Regardless, each of them has its own, independent reference manual.
That's defensible.

But the way we build them can complicate matters.  For instance, when I
tried to elide types not used for QMP from the reference manuals, I got
defeated by Sphinx caching.

I haven't tried yet, but I believe it should be possible to "tag" each referenced QAPI object and mark it as "visited". Each namespaced definition would be tagged separately.

(i.e. qemu.block-core.blockdev-backup and qsd.block-core.blockdev-backup would be two distinct entities.)

Then, the renderer could ignore/squelch untagged entities. (I think.)

Maybe some work to do to un-index unvisited entities.

Or we can go the other route and bake this info into the schema and squelch stuff earlier. We can add this feature later. I am still not sure why your prototype for this ran into cache issues, but I am convinced it should be fixable by making namespaced entities distinct.

We could perhaps bake the namespace into the qapidoc directive, e.g.:

 .. qapi:autodoc:: schema.json
   :namespace: QSD

(And the default adds no namespace.)


> - Per-member features and ifcond are not yet accounted for; though
>   definition-scoped features and ifconds are. Please feel free to
>   suggest how you'd like to see those represented.
>
> - Inlining all members means there is some ambiguity on what to do with
>   doc block sections on inlined entities; features and members have an
>   obvious home - body, since, and misc sections are not as obvious on
>   how to handle. This will feature more prominently in the generator
>   series.

Records excerpted from a collection:
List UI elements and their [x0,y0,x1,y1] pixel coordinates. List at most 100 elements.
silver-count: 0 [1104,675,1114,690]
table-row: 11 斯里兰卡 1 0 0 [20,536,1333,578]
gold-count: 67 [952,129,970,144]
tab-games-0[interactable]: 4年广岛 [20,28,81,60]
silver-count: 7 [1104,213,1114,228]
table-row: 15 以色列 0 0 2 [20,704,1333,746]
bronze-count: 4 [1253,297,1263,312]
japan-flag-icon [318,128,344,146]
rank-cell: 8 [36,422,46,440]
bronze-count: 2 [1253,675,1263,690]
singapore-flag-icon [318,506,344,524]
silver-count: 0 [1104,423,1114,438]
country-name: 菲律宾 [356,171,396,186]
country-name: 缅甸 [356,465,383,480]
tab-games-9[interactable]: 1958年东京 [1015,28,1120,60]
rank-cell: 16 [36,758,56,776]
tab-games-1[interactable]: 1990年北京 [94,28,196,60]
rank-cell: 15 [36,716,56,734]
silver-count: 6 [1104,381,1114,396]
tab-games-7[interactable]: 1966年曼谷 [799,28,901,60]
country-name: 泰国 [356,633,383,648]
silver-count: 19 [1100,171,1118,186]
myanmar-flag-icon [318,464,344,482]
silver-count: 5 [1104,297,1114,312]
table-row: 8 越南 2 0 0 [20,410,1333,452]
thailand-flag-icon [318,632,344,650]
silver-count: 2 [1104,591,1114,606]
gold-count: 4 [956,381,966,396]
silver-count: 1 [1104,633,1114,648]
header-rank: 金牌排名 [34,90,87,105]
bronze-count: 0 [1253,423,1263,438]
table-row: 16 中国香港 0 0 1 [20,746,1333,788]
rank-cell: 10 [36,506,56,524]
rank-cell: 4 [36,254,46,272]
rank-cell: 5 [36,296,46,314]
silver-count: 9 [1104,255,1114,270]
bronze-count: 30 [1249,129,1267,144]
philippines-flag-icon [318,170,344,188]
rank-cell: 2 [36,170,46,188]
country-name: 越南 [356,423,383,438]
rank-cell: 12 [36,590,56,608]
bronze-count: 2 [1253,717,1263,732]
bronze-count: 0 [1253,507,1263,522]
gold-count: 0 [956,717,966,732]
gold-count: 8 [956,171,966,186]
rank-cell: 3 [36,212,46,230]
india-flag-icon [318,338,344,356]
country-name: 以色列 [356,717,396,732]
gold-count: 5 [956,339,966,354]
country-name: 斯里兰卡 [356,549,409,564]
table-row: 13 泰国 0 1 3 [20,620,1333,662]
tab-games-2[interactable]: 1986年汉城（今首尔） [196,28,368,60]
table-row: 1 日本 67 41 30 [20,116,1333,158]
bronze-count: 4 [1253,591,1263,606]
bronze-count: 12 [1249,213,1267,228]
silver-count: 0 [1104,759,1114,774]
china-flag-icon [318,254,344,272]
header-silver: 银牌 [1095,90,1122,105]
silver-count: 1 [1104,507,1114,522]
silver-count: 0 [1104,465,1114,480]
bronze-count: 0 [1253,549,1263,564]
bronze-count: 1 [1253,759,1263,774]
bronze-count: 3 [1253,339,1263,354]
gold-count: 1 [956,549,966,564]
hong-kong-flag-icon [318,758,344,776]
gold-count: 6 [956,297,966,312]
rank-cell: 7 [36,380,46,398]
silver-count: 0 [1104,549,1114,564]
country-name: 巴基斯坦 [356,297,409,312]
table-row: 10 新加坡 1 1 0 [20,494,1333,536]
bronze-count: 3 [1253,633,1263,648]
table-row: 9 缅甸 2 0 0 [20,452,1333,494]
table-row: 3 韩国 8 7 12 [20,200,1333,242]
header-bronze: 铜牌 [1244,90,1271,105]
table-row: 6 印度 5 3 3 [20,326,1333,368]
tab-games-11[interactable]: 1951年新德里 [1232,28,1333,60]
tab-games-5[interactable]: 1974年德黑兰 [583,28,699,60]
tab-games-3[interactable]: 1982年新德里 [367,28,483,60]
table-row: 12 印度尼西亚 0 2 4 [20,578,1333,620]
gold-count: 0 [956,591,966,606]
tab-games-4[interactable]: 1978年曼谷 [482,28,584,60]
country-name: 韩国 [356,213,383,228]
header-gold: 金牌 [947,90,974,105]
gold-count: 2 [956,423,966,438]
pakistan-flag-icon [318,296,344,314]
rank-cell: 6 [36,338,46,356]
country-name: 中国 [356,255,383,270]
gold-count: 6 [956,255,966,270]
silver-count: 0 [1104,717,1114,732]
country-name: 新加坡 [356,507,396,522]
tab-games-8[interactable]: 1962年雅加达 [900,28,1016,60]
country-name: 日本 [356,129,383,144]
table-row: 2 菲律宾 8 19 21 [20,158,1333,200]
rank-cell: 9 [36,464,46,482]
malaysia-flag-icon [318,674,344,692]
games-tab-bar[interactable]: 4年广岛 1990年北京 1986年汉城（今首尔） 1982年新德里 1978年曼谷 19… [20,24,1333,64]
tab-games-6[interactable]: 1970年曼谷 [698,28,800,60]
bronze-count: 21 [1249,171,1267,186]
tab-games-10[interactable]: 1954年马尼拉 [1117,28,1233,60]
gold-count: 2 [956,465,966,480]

**Questions on the material:**
a) From the last quoted point of the QAPI documentation discussion, list every doc block section named there, both those with an obvious home and those without.
b) Continue the QAPI documentation discussion from the point where it stops.

**Outputs by task:**
a) features, members, body, since, misc

b)
Yes, this is a real problem.

The member documentation gets written in the context of the type.  It
may make sense only in that context.  Inlining copies it into a
different context.

Features may need to combine.  Say a command's arguments are a union
type, and several branches of the union both contain deprecated members.
These branch types all document feature @deprecated.  Simply inlining
their feature documentation results in feature @deprecated documented
several times.  Ugh.  Combining them would be better.  But how?  Do we
need to rethink how we document features?

To be honest, I figured I'd plow ahead and then find the counter-examples programmatically and decide what to do once I had my pile of edge cases.

It might involve rewriting docs in some places, but I think the usability win is completely worth the hassle.

It's possible there might be some rework needed to maximize cogency of the generated docs, but I think prioritizing a user-facing reference for QMP is the objectively correct end goal and I'm more than happy to work backwards from that desired state.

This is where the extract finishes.